(Data listing)
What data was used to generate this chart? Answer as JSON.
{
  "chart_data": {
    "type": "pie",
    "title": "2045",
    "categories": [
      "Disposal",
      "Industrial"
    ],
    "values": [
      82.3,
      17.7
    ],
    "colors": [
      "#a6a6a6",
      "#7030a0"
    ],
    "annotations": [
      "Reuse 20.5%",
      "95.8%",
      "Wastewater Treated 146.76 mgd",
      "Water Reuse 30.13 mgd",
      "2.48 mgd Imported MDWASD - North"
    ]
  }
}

--

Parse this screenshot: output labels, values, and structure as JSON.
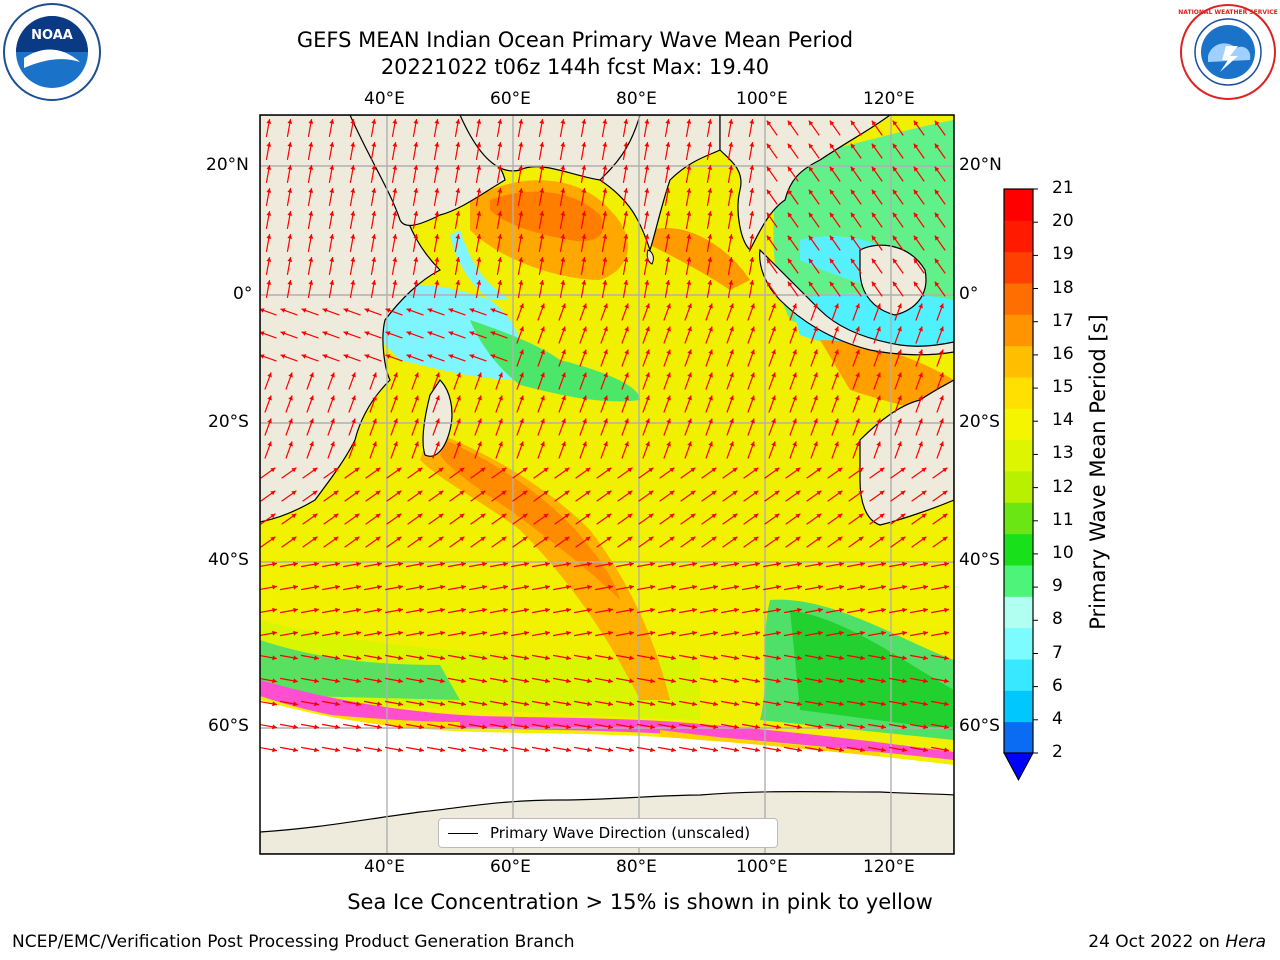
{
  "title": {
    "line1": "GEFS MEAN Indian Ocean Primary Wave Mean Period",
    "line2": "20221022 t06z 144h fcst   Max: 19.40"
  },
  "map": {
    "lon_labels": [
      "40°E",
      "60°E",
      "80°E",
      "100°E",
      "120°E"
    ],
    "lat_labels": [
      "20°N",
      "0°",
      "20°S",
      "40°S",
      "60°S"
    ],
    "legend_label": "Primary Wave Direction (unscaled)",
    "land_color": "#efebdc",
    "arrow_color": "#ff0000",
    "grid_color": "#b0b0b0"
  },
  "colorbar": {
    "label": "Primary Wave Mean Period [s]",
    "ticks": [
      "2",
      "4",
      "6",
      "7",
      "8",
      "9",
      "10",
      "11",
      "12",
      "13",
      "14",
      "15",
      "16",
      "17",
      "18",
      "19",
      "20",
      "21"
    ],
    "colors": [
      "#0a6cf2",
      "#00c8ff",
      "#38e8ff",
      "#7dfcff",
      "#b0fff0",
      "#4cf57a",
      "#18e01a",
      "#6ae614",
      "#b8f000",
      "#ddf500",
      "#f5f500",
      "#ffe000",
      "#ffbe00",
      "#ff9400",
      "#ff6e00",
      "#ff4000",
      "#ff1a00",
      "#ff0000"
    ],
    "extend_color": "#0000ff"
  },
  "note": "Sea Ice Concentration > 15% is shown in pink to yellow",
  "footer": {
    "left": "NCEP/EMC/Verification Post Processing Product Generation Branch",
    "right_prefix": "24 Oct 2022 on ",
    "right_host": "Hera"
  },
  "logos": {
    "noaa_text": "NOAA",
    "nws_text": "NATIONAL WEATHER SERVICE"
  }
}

● **TASK REQUIREMENTS**:
Where a line holds the string "Mean", copy that line.

● **WORKED SOLUTION**:
    "line1": "GEFS MEAN Indian Ocean Primary Wave Mean Period",
    "label": "Primary Wave Mean Period [s]",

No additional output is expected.